:: Supplied data ::
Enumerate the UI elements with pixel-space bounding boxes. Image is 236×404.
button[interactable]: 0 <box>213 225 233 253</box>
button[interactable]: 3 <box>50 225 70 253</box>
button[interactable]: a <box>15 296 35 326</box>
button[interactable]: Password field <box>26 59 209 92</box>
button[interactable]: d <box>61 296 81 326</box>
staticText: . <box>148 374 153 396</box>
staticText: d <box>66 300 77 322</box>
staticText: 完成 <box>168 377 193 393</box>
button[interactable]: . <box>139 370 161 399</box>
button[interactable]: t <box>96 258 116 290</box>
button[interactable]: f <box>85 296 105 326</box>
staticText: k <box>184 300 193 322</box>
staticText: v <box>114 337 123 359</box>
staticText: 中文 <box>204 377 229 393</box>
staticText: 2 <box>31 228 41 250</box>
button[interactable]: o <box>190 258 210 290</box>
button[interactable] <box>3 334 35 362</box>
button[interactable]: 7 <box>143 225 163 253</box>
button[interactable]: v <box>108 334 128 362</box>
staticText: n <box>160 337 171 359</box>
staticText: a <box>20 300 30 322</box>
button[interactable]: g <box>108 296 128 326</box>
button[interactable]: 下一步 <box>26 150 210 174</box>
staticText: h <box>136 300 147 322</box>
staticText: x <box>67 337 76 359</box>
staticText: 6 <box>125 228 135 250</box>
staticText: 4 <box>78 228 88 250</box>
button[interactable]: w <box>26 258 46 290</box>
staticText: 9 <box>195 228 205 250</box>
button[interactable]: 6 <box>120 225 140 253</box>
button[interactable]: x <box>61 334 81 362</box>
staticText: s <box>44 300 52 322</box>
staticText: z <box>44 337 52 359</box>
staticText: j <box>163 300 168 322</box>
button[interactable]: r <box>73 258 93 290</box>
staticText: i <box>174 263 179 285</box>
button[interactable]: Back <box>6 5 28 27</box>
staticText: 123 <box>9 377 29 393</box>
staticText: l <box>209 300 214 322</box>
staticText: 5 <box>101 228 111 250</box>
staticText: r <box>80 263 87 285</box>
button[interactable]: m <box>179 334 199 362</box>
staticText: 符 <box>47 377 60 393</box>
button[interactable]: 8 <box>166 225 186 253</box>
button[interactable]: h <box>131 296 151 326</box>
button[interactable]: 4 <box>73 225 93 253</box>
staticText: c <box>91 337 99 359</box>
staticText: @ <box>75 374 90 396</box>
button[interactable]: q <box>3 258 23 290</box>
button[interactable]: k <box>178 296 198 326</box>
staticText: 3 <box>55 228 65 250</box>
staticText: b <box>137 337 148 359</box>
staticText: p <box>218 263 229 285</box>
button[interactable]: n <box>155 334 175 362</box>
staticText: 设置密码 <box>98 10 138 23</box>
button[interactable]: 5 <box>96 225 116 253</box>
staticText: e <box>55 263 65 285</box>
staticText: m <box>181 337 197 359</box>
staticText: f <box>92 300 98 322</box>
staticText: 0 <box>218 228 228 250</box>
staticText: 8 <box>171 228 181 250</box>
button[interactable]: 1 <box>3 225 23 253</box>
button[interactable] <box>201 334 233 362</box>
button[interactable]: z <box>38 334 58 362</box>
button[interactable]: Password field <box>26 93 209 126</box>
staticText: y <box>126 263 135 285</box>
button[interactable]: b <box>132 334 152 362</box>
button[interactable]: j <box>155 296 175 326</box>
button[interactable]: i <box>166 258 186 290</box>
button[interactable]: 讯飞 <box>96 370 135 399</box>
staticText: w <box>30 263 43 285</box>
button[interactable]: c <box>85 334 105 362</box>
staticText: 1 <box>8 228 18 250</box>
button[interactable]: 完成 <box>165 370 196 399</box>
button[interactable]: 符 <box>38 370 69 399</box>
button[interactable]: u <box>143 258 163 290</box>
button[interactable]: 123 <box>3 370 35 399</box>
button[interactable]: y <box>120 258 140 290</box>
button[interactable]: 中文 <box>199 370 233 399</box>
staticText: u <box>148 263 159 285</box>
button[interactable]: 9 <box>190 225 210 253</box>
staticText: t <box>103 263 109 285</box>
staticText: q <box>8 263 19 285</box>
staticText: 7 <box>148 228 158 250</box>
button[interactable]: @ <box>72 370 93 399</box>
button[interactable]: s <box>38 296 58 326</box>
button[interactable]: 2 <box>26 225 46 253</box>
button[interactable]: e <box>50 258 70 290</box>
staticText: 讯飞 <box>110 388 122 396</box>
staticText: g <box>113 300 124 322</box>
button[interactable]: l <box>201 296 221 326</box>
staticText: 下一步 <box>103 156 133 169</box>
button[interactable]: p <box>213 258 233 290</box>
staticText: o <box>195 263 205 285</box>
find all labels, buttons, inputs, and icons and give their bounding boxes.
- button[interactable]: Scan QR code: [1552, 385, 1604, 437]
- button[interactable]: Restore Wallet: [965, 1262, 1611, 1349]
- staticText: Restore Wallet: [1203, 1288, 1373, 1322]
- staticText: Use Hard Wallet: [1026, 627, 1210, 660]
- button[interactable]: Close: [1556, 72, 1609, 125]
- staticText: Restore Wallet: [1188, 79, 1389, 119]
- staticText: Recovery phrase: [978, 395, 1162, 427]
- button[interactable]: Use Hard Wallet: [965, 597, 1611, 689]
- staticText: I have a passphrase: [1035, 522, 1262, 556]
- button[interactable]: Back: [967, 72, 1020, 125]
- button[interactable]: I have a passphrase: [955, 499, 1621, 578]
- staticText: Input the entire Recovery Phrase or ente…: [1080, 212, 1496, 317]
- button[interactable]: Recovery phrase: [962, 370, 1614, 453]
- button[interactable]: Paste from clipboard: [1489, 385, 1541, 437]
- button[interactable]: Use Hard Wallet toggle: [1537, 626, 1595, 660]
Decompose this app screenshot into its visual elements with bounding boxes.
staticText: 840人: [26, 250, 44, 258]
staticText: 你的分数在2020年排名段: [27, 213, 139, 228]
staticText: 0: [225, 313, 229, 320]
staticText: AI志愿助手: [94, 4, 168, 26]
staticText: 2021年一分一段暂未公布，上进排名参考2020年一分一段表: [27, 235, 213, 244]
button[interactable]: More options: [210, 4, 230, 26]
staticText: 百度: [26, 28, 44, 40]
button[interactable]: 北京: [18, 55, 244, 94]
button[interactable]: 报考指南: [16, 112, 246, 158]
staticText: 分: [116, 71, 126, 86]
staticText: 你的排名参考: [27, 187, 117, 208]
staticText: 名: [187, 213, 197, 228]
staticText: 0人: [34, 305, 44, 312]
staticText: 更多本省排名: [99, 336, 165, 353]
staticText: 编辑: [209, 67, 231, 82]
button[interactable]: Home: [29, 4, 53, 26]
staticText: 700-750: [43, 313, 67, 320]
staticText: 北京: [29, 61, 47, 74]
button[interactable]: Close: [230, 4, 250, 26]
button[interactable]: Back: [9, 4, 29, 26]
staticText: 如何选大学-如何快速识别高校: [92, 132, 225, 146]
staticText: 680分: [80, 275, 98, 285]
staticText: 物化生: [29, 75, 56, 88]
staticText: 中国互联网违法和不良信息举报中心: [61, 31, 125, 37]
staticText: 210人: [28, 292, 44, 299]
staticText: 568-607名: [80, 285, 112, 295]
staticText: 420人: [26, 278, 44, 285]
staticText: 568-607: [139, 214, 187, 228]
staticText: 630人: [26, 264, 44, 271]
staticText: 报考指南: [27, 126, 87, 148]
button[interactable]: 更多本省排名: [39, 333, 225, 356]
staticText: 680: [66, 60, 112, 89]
:::
Turn all of the records above into a JSON list of strings, with one string for each line and no blank lines.

[
  "Enumerate the UI elements with pixel-space bounding boxes. Image is 236×404.",
  "button[interactable]: 0 <box>213 225 233 253</box>",
  "button[interactable]: 3 <box>50 225 70 253</box>",
  "button[interactable]: a <box>15 296 35 326</box>",
  "button[interactable]: Password field <box>26 59 209 92</box>",
  "button[interactable]: d <box>61 296 81 326</box>",
  "staticText: . <box>148 374 153 396</box>",
  "staticText: d <box>66 300 77 322</box>",
  "staticText: 完成 <box>168 377 193 393</box>",
  "button[interactable]: . <box>139 370 161 399</box>",
  "button[interactable]: t <box>96 258 116 290</box>",
  "button[interactable]: f <box>85 296 105 326</box>",
  "staticText: k <box>184 300 193 322</box>",
  "staticText: v <box>114 337 123 359</box>",
  "staticText: 中文 <box>204 377 229 393</box>",
  "staticText: 2 <box>31 228 41 250</box>",
  "button[interactable]: o <box>190 258 210 290</box>",
  "button[interactable] <box>3 334 35 362</box>",
  "button[interactable]: 7 <box>143 225 163 253</box>",
  "button[interactable]: v <box>108 334 128 362</box>",
  "staticText: n <box>160 337 171 359</box>",
  "staticText: a <box>20 300 30 322</box>",
  "button[interactable]: g <box>108 296 128 326</box>",
  "button[interactable]: 下一步 <box>26 150 210 174</box>",
  "staticText: h <box>136 300 147 322</box>",
  "staticText: x <box>67 337 76 359</box>",
  "staticText: 6 <box>125 228 135 250</box>",
  "staticText: 4 <box>78 228 88 250</box>",
  "button[interactable]: w <box>26 258 46 290</box>",
  "staticText: 9 <box>195 228 205 250</box>",
  "button[interactable]: 6 <box>120 225 140 253</box>",
  "button[interactable]: x <box>61 334 81 362</box>",
  "staticText: s <box>44 300 52 322</box>",
  "staticText: z <box>44 337 52 359</box>",
  "staticText: j <box>163 300 168 322</box>",
  "button[interactable]: r <box>73 258 93 290</box>",
  "staticText: i <box>174 263 179 285</box>",
  "button[interactable]: Back <box>6 5 28 27</box>",
  "staticText: 123 <box>9 377 29 393</box>",
  "staticText: l <box>209 300 214 322</box>",
  "staticText: 5 <box>101 228 111 250</box>",
  "staticText: r <box>80 263 87 285</box>",
  "button[interactable]: m <box>179 334 199 362</box>",
  "staticText: 符 <box>47 377 60 393</box>",
  "button[interactable]: 8 <box>166 225 186 253</box>",
  "button[interactable]: h <box>131 296 151 326</box>",
  "button[interactable]: 4 <box>73 225 93 253</box>",
  "staticText: c <box>91 337 99 359</box>",
  "staticText: @ <box>75 374 90 396</box>",
  "button[interactable]: q <box>3 258 23 290</box>",
  "button[interactable]: k <box>178 296 198 326</box>",
  "staticText: 3 <box>55 228 65 250</box>",
  "staticText: b <box>137 337 148 359</box>",
  "staticText: p <box>218 263 229 285</box>",
  "button[interactable]: n <box>155 334 175 362</box>",
  "staticText: 设置密码 <box>98 10 138 23</box>",
  "button[interactable]: 5 <box>96 225 116 253</box>",
  "staticText: e <box>55 263 65 285</box>",
  "staticText: m <box>181 337 197 359</box>",
  "staticText: f <box>92 300 98 322</box>",
  "staticText: 0 <box>218 228 228 250</box>",
  "staticText: 8 <box>171 228 181 250</box>",
  "button[interactable]: 1 <box>3 225 23 253</box>",
  "button[interactable] <box>201 334 233 362</box>",
  "button[interactable]: z <box>38 334 58 362</box>",
  "button[interactable]: Password field <box>26 93 209 126</box>",
  "staticText: y <box>126 263 135 285</box>",
  "button[interactable]: b <box>132 334 152 362</box>",
  "button[interactable]: j <box>155 296 175 326</box>",
  "button[interactable]: i <box>166 258 186 290</box>",
  "button[interactable]: 讯飞 <box>96 370 135 399</box>",
  "staticText: w <box>30 263 43 285</box>",
  "button[interactable]: c <box>85 334 105 362</box>",
  "staticText: 1 <box>8 228 18 250</box>",
  "button[interactable]: 完成 <box>165 370 196 399</box>",
  "button[interactable]: 符 <box>38 370 69 399</box>",
  "button[interactable]: u <box>143 258 163 290</box>",
  "button[interactable]: 123 <box>3 370 35 399</box>",
  "button[interactable]: y <box>120 258 140 290</box>",
  "button[interactable]: 中文 <box>199 370 233 399</box>",
  "staticText: u <box>148 263 159 285</box>",
  "button[interactable]: 9 <box>190 225 210 253</box>",
  "staticText: t <box>103 263 109 285</box>",
  "staticText: q <box>8 263 19 285</box>",
  "staticText: 7 <box>148 228 158 250</box>",
  "button[interactable]: @ <box>72 370 93 399</box>",
  "button[interactable]: s <box>38 296 58 326</box>",
  "button[interactable]: 2 <box>26 225 46 253</box>",
  "button[interactable]: e <box>50 258 70 290</box>",
  "staticText: 讯飞 <box>110 388 122 396</box>",
  "staticText: g <box>113 300 124 322</box>",
  "button[interactable]: l <box>201 296 221 326</box>",
  "staticText: 下一步 <box>103 156 133 169</box>",
  "button[interactable]: p <box>213 258 233 290</box>",
  "staticText: o <box>195 263 205 285</box>",
  "find all labels, buttons, inputs, and icons and give their bounding boxes.",
  "- button[interactable]: Scan QR code: [1552, 385, 1604, 437]",
  "- button[interactable]: Restore Wallet: [965, 1262, 1611, 1349]",
  "- staticText: Restore Wallet: [1203, 1288, 1373, 1322]",
  "- staticText: Use Hard Wallet: [1026, 627, 1210, 660]",
  "- button[interactable]: Close: [1556, 72, 1609, 125]",
  "- staticText: Restore Wallet: [1188, 79, 1389, 119]",
  "- staticText: Recovery phrase: [978, 395, 1162, 427]",
  "- button[interactable]: Use Hard Wallet: [965, 597, 1611, 689]",
  "- staticText: I have a passphrase: [1035, 522, 1262, 556]",
  "- button[interactable]: Back: [967, 72, 1020, 125]",
  "- button[interactable]: I have a passphrase: [955, 499, 1621, 578]",
  "- staticText: Input the entire Recovery Phrase or ente…: [1080, 212, 1496, 317]",
  "- button[interactable]: Recovery phrase: [962, 370, 1614, 453]",
  "- button[interactable]: Paste from clipboard: [1489, 385, 1541, 437]",
  "- button[interactable]: Use Hard Wallet toggle: [1537, 626, 1595, 660]",
  "Decompose this app screenshot into its visual elements with bounding boxes.",
  "staticText: 840人: [26, 250, 44, 258]",
  "staticText: 你的分数在2020年排名段: [27, 213, 139, 228]",
  "staticText: 0: [225, 313, 229, 320]",
  "staticText: AI志愿助手: [94, 4, 168, 26]",
  "staticText: 2021年一分一段暂未公布，上进排名参考2020年一分一段表: [27, 235, 213, 244]",
  "button[interactable]: More options: [210, 4, 230, 26]",
  "staticText: 百度: [26, 28, 44, 40]",
  "button[interactable]: 北京: [18, 55, 244, 94]",
  "button[interactable]: 报考指南: [16, 112, 246, 158]",
  "staticText: 分: [116, 71, 126, 86]",
  "staticText: 你的排名参考: [27, 187, 117, 208]",
  "staticText: 名: [187, 213, 197, 228]",
  "staticText: 0人: [34, 305, 44, 312]",
  "staticText: 更多本省排名: [99, 336, 165, 353]",
  "staticText: 编辑: [209, 67, 231, 82]",
  "button[interactable]: Home: [29, 4, 53, 26]",
  "staticText: 700-750: [43, 313, 67, 320]",
  "staticText: 北京: [29, 61, 47, 74]",
  "button[interactable]: Close: [230, 4, 250, 26]",
  "button[interactable]: Back: [9, 4, 29, 26]",
  "staticText: 如何选大学-如何快速识别高校: [92, 132, 225, 146]",
  "staticText: 680分: [80, 275, 98, 285]",
  "staticText: 物化生: [29, 75, 56, 88]",
  "staticText: 中国互联网违法和不良信息举报中心: [61, 31, 125, 37]",
  "staticText: 210人: [28, 292, 44, 299]",
  "staticText: 568-607名: [80, 285, 112, 295]",
  "staticText: 420人: [26, 278, 44, 285]",
  "staticText: 568-607: [139, 214, 187, 228]",
  "staticText: 630人: [26, 264, 44, 271]",
  "staticText: 报考指南: [27, 126, 87, 148]",
  "button[interactable]: 更多本省排名: [39, 333, 225, 356]",
  "staticText: 680: [66, 60, 112, 89]"
]